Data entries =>
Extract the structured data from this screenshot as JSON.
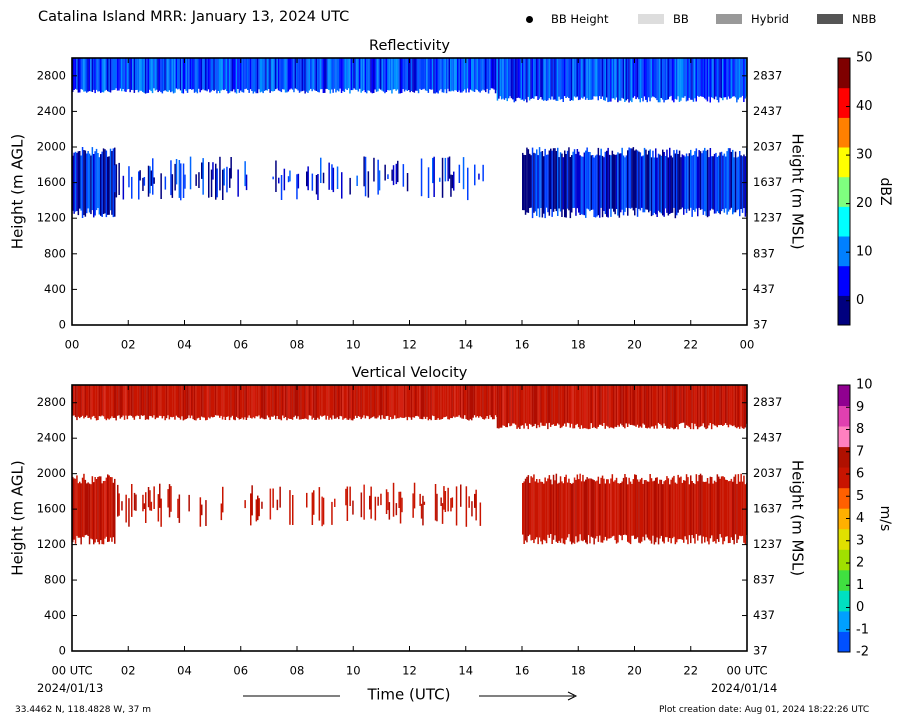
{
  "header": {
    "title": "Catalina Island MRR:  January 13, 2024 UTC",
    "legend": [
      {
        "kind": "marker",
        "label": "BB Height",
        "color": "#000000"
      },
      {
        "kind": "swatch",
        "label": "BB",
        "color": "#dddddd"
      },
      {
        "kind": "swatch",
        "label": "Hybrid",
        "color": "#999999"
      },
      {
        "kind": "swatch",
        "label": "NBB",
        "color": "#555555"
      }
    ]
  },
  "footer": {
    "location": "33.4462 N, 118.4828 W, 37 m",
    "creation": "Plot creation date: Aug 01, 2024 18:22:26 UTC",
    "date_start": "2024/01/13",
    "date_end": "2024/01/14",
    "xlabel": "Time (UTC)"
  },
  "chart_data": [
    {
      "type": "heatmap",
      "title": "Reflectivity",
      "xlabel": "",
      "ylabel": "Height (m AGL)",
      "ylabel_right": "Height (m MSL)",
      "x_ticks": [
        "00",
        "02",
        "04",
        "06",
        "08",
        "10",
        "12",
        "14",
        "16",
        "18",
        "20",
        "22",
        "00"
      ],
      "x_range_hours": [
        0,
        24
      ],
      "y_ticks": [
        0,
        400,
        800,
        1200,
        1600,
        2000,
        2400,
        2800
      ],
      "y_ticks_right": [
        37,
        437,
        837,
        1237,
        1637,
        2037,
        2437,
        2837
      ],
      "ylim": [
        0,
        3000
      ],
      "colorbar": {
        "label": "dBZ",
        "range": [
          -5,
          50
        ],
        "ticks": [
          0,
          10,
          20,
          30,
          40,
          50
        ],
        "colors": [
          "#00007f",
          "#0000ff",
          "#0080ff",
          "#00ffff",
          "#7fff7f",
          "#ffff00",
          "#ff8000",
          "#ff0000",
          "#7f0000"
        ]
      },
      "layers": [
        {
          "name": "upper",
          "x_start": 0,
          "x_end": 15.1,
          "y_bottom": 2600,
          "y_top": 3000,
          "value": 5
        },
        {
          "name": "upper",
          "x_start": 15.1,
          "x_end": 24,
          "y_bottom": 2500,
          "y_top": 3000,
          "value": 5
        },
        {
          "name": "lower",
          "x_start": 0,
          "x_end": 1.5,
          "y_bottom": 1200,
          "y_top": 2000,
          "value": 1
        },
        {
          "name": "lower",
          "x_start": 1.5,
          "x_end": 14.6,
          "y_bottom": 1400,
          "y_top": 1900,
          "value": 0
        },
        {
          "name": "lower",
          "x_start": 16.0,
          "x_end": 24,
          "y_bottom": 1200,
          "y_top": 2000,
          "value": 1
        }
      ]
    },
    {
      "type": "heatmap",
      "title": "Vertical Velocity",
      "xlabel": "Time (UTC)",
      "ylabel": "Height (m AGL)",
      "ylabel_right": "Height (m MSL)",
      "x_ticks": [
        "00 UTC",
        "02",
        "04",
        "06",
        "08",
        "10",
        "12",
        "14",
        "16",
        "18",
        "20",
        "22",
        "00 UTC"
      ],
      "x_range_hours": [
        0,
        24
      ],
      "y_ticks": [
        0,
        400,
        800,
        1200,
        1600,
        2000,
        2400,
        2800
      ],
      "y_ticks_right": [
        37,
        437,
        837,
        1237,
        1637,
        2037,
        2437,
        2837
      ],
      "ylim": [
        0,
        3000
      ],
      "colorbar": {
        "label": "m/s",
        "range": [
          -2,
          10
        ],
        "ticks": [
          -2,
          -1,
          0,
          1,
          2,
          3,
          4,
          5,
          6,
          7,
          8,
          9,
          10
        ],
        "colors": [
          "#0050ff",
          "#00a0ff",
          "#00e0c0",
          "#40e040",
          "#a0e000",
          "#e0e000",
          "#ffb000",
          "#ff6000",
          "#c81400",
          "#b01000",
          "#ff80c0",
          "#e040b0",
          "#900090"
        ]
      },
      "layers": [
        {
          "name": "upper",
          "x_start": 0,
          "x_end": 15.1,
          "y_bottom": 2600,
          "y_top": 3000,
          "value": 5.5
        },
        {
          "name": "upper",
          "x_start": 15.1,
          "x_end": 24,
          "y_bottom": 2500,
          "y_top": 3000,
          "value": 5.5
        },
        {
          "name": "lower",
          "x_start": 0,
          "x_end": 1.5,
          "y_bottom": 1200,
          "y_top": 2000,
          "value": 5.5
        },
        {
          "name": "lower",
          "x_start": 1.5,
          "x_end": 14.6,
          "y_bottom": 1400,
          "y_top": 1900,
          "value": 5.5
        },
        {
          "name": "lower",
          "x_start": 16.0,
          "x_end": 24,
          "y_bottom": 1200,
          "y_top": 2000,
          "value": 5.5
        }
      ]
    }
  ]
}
...
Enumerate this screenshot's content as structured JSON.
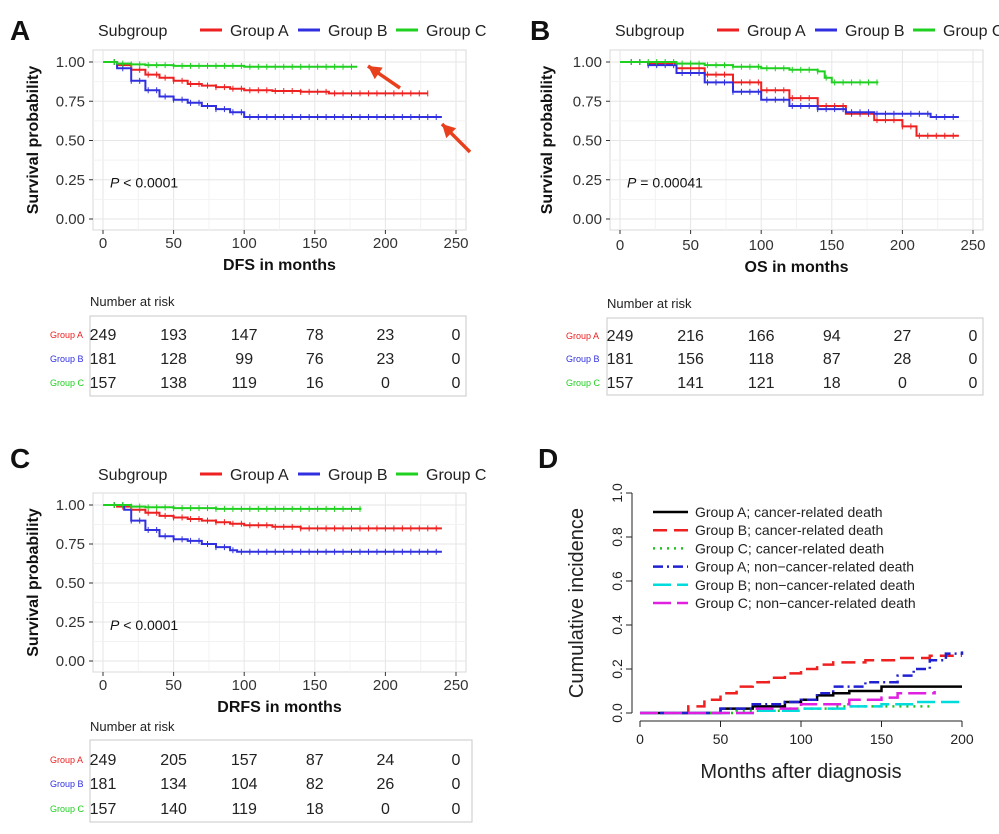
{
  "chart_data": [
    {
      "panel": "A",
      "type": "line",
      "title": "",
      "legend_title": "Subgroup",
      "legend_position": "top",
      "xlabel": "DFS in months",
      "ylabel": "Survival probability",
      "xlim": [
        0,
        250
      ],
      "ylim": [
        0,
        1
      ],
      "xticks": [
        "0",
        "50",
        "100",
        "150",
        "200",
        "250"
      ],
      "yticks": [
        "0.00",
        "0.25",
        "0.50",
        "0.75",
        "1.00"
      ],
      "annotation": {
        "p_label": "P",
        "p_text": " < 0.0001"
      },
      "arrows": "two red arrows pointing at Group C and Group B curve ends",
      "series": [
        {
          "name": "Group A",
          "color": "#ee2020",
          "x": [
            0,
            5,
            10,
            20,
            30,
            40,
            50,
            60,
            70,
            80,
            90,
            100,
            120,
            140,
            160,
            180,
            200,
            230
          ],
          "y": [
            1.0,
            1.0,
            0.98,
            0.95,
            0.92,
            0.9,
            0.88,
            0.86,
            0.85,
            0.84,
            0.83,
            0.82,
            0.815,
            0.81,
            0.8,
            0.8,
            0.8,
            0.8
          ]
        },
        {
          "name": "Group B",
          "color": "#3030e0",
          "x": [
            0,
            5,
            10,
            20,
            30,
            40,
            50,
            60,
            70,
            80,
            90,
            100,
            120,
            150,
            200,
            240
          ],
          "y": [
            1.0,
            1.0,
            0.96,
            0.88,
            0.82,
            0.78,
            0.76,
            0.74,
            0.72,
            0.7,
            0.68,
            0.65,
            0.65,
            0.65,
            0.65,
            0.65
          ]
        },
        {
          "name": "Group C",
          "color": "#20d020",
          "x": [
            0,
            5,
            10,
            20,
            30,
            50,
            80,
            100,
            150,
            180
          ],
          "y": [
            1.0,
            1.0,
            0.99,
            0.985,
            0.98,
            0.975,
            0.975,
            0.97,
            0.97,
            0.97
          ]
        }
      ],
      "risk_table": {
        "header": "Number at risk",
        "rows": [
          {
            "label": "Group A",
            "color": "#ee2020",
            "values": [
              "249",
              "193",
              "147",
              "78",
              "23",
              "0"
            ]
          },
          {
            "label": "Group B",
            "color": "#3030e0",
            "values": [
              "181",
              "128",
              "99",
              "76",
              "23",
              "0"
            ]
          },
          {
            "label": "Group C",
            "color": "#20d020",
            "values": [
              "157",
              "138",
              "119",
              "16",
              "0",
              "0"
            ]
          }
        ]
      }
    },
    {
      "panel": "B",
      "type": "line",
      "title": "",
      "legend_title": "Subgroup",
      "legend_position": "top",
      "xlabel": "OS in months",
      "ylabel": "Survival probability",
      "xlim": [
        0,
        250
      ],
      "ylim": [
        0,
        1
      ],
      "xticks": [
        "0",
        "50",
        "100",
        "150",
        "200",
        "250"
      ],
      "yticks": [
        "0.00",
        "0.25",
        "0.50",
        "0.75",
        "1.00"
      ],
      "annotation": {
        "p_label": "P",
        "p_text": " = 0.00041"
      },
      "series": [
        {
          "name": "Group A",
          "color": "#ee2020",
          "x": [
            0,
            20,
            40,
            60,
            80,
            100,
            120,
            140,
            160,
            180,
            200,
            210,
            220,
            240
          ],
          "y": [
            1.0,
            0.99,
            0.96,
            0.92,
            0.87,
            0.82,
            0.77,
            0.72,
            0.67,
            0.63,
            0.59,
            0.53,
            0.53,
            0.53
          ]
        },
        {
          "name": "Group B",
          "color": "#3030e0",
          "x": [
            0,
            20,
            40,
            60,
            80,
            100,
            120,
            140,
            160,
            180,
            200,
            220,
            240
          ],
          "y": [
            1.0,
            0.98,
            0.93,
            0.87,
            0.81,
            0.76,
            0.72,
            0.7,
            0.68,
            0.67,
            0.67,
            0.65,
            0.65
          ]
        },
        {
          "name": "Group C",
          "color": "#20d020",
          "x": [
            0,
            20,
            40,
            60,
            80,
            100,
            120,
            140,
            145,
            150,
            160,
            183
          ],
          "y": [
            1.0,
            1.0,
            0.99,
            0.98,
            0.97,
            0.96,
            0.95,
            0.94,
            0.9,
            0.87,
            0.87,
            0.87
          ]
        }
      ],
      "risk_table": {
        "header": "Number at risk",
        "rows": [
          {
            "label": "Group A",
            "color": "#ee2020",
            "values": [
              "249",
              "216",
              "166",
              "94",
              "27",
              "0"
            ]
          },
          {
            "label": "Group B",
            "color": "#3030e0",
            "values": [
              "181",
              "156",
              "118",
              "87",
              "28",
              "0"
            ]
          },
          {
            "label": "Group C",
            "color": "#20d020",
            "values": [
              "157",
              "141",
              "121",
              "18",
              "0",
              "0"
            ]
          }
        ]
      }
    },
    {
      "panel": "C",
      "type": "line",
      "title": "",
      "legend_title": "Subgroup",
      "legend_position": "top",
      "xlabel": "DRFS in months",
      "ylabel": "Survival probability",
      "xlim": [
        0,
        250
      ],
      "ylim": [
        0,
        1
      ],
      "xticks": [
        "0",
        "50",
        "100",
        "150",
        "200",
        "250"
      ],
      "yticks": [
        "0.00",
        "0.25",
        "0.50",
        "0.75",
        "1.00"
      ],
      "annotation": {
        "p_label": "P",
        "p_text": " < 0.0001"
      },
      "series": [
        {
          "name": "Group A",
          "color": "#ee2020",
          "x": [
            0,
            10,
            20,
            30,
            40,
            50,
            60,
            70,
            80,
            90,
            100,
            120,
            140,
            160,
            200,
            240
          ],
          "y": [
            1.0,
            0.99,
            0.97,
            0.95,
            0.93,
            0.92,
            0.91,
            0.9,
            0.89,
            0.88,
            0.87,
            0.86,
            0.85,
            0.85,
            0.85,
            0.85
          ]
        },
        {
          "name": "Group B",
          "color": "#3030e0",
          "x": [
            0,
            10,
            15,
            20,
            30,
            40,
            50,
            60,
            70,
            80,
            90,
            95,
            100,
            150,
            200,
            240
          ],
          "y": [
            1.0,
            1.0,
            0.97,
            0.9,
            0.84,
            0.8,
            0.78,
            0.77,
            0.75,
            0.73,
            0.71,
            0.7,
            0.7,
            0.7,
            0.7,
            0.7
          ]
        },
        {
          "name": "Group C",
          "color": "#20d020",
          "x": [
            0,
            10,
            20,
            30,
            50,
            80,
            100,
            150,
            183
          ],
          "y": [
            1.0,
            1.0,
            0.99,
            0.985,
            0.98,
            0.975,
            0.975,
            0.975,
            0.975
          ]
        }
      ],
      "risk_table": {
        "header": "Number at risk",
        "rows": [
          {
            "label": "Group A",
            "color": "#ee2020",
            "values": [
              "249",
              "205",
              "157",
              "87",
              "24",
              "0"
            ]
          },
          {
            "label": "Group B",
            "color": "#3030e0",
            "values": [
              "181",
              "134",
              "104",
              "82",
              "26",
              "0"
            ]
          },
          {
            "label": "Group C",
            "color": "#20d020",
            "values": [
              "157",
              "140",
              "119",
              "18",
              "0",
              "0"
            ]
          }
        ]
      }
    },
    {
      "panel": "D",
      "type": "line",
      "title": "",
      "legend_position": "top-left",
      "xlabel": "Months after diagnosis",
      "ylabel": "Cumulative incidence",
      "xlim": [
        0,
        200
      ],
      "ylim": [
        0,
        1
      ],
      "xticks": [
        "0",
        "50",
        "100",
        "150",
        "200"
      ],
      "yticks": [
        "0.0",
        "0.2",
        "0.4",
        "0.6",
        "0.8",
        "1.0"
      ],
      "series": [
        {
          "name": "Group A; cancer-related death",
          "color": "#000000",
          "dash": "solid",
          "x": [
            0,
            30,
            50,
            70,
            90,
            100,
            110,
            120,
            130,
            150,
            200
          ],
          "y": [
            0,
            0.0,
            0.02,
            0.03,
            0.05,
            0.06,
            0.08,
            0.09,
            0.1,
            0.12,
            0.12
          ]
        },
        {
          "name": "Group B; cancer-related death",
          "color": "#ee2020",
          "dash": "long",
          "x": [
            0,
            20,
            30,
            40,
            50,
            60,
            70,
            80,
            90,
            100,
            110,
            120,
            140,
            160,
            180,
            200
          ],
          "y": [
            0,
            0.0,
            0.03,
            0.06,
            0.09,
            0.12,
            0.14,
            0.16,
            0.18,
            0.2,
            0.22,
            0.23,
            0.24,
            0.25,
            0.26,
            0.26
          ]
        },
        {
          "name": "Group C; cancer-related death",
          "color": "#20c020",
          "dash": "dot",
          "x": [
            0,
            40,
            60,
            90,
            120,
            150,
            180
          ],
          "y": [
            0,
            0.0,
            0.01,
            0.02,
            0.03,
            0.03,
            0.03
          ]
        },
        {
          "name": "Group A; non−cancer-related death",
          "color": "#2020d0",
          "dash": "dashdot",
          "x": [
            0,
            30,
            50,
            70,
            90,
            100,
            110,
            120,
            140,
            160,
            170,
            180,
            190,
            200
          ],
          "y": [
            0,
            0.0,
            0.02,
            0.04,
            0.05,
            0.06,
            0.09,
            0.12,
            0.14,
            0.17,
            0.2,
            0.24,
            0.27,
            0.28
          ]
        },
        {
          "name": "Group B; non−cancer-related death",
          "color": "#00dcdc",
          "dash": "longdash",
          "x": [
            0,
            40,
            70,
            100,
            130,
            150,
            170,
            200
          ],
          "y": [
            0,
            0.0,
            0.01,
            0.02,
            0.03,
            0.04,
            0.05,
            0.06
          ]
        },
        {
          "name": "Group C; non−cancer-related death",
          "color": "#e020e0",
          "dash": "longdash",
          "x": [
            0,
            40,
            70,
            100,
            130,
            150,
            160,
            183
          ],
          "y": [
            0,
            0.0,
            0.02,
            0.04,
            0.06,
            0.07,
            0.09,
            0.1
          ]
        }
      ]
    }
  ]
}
* * *
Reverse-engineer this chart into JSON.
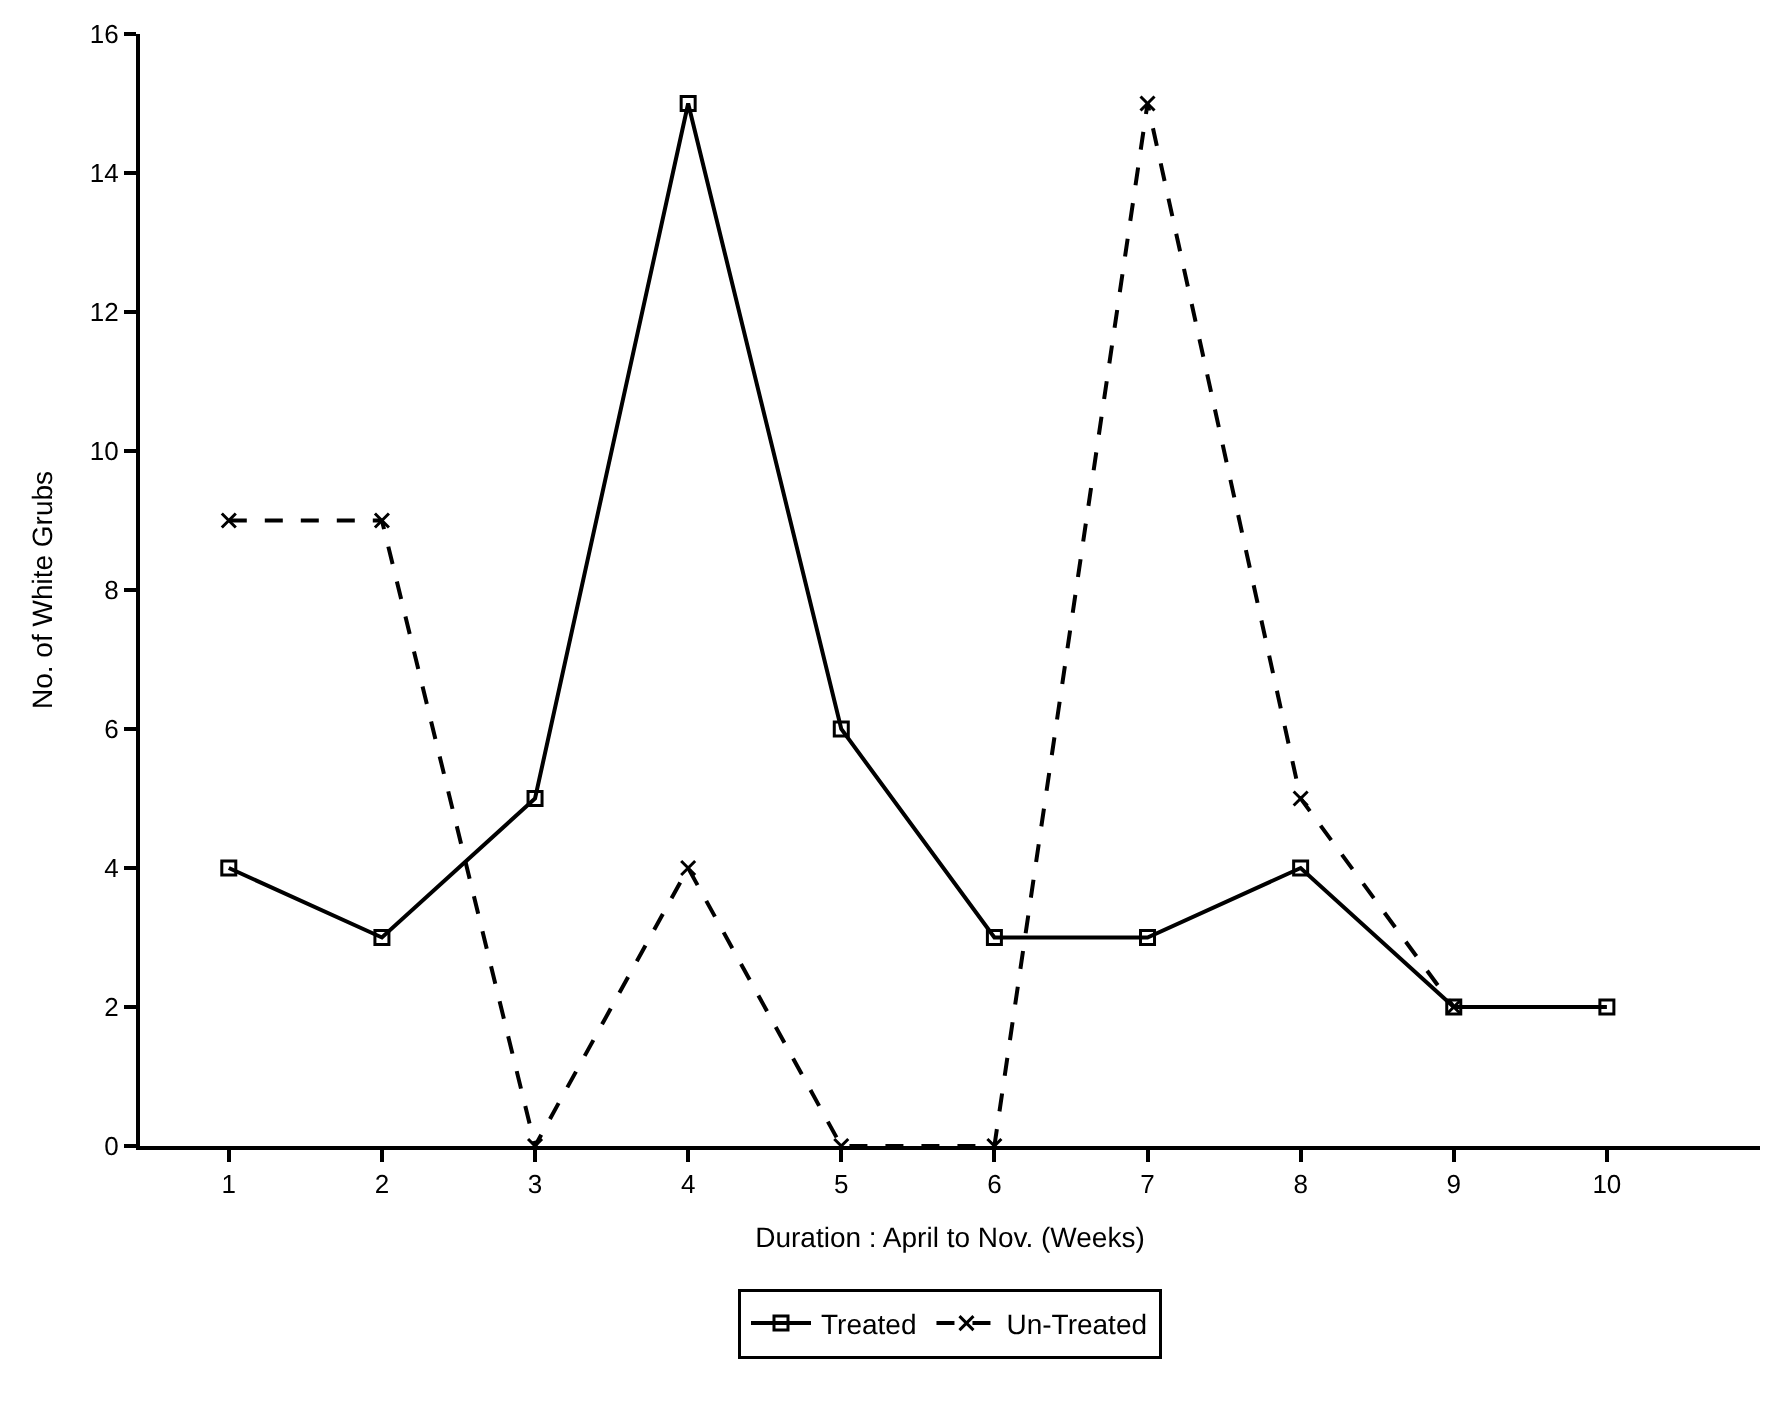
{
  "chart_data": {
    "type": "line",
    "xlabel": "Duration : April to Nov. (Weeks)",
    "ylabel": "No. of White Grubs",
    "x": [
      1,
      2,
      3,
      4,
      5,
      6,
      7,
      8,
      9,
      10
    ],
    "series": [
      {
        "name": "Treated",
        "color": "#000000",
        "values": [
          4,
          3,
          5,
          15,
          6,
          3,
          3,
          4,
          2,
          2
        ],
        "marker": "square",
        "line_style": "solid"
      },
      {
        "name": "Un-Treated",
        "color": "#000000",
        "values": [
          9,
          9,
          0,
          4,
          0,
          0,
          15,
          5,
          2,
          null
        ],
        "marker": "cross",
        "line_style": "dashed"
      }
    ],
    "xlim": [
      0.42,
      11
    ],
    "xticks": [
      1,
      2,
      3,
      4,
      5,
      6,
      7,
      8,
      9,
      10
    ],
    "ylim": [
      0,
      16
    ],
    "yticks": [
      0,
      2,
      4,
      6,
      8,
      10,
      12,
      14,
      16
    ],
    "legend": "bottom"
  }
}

TASK TO CARRY OUT => Copy each line of the records that contains the word "related".

FINISHED EXERCISE =>
          "name": "Group A; cancer-related death",
          "name": "Group B; cancer-related death",
          "name": "Group C; cancer-related death",
          "name": "Group A; non−cancer-related death",
          "name": "Group B; non−cancer-related death",
          "name": "Group C; non−cancer-related death",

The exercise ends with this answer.